Directive:
Extract the complete listing and repeat it word for word.

===== Supplied records

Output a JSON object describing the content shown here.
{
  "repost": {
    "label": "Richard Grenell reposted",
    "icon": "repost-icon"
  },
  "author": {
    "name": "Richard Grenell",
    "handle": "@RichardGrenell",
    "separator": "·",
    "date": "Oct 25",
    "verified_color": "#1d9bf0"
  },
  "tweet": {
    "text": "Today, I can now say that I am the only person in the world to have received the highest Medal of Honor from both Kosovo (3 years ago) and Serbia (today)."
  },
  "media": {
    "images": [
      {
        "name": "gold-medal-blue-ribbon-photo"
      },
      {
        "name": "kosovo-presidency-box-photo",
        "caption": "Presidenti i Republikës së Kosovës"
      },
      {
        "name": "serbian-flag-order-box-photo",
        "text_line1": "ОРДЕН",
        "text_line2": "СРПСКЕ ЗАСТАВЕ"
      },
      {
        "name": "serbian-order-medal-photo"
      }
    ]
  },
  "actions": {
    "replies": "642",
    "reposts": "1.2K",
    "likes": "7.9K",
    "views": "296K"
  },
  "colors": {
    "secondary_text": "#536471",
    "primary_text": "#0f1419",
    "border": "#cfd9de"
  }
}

==========

Reply to the exercise:
Output a JSON object describing the content shown here.
{
  "repost": {
    "label": "Richard Grenell reposted",
    "icon": "repost-icon"
  },
  "author": {
    "name": "Richard Grenell",
    "handle": "@RichardGrenell",
    "separator": "·",
    "date": "Oct 25",
    "verified_color": "#1d9bf0"
  },
  "tweet": {
    "text": "Today, I can now say that I am the only person in the world to have received the highest Medal of Honor from both Kosovo (3 years ago) and Serbia (today)."
  },
  "media": {
    "images": [
      {
        "name": "gold-medal-blue-ribbon-photo"
      },
      {
        "name": "kosovo-presidency-box-photo",
        "caption": "Presidenti i Republikës së Kosovës"
      },
      {
        "name": "serbian-flag-order-box-photo",
        "text_line1": "ОРДЕН",
        "text_line2": "СРПСКЕ ЗАСТАВЕ"
      },
      {
        "name": "serbian-order-medal-photo"
      }
    ]
  },
  "actions": {
    "replies": "642",
    "reposts": "1.2K",
    "likes": "7.9K",
    "views": "296K"
  },
  "colors": {
    "secondary_text": "#536471",
    "primary_text": "#0f1419",
    "border": "#cfd9de"
  }
}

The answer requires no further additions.